"""

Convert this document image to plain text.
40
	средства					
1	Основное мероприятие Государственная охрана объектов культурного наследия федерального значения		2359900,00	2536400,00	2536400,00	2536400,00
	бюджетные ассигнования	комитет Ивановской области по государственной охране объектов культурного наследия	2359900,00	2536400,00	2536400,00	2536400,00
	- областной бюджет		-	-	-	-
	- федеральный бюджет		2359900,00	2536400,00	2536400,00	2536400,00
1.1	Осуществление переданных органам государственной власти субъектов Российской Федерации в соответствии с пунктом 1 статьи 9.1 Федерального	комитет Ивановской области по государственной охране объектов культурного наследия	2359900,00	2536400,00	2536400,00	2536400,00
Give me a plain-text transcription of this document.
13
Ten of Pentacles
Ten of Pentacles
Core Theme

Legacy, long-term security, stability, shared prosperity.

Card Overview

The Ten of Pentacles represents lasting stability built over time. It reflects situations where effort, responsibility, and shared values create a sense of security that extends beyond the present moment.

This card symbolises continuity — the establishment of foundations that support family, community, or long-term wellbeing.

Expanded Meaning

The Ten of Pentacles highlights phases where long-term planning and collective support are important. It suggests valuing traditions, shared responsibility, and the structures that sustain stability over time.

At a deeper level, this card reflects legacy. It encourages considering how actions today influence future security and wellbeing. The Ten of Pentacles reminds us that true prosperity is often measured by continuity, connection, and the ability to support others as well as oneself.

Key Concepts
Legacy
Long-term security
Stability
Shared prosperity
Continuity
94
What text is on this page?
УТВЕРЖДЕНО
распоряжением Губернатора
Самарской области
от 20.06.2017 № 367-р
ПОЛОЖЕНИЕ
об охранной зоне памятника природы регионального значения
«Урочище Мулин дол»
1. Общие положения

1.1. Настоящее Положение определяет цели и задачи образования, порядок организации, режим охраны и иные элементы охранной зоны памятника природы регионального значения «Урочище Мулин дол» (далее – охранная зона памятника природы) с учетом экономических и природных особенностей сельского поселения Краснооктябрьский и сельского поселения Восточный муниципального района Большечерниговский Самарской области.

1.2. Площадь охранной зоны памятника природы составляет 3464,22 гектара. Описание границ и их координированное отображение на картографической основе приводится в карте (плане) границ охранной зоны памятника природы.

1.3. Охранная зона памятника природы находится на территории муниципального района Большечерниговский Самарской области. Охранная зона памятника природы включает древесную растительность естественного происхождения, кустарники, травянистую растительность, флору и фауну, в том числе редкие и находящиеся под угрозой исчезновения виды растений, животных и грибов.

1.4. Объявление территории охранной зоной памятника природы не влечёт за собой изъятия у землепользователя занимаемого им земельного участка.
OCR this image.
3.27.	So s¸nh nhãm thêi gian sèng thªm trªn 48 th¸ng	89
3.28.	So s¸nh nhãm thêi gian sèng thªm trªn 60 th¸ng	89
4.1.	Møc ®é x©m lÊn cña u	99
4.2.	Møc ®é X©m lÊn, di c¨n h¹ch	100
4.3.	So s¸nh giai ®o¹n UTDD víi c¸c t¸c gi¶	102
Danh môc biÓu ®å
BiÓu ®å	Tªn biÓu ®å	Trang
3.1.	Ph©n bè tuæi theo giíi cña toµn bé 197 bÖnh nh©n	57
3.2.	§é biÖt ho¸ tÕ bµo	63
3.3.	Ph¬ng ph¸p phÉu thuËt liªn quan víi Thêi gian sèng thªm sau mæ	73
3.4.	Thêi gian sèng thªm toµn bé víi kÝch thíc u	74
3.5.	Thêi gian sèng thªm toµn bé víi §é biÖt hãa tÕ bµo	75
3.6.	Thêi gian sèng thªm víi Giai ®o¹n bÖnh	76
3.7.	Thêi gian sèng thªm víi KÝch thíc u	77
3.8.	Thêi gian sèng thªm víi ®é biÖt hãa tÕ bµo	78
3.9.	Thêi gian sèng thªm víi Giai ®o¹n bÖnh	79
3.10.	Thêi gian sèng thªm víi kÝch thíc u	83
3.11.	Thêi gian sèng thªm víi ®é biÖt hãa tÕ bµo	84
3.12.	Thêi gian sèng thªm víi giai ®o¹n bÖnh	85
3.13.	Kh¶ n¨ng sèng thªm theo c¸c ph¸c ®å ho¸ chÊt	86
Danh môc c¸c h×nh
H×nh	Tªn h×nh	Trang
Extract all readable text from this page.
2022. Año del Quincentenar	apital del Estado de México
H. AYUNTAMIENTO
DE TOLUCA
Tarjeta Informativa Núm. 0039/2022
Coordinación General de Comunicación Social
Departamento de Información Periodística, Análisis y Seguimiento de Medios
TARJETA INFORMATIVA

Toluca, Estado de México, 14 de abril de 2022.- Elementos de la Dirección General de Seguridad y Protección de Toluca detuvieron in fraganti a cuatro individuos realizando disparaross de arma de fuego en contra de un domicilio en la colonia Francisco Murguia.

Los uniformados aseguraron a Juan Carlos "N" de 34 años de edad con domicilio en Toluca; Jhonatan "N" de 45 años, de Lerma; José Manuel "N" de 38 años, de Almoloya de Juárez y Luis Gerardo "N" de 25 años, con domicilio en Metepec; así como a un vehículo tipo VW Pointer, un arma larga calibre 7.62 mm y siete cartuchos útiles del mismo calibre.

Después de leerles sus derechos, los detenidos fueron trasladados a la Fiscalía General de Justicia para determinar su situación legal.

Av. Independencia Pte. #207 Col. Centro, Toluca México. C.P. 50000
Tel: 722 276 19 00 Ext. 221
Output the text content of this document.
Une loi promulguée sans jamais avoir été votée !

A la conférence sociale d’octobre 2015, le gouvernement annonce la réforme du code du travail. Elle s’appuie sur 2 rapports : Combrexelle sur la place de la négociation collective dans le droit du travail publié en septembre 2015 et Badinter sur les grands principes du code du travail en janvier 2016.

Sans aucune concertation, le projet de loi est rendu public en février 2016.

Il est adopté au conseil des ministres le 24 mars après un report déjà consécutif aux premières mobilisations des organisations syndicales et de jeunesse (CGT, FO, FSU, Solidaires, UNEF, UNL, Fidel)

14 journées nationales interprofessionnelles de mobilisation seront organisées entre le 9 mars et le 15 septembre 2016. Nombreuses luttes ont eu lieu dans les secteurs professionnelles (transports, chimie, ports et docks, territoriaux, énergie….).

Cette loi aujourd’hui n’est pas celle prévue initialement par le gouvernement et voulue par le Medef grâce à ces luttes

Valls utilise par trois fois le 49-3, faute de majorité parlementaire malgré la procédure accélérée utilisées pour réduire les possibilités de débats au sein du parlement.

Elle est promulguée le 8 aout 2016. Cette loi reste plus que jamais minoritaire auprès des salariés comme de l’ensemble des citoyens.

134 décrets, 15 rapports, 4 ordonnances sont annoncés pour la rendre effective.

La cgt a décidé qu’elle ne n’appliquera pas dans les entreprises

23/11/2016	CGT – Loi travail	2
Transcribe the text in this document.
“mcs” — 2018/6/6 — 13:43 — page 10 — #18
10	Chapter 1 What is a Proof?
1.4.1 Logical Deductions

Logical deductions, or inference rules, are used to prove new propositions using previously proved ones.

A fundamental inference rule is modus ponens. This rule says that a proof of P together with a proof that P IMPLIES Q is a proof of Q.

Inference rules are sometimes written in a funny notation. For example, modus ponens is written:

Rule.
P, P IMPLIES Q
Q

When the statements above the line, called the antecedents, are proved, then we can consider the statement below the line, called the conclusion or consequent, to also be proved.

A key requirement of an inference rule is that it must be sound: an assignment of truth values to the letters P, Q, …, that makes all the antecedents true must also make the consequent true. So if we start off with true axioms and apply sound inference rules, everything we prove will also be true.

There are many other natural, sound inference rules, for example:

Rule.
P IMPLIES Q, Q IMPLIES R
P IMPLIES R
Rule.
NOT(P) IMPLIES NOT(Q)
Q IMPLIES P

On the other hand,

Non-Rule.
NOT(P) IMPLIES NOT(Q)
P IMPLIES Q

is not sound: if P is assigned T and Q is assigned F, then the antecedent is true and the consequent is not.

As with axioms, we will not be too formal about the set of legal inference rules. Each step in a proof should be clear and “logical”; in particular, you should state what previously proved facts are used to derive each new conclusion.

"""

**What you need to do:** Of the lines in this listing, report how many contain the string "муниципального", and give the number only.

**Final result:** 2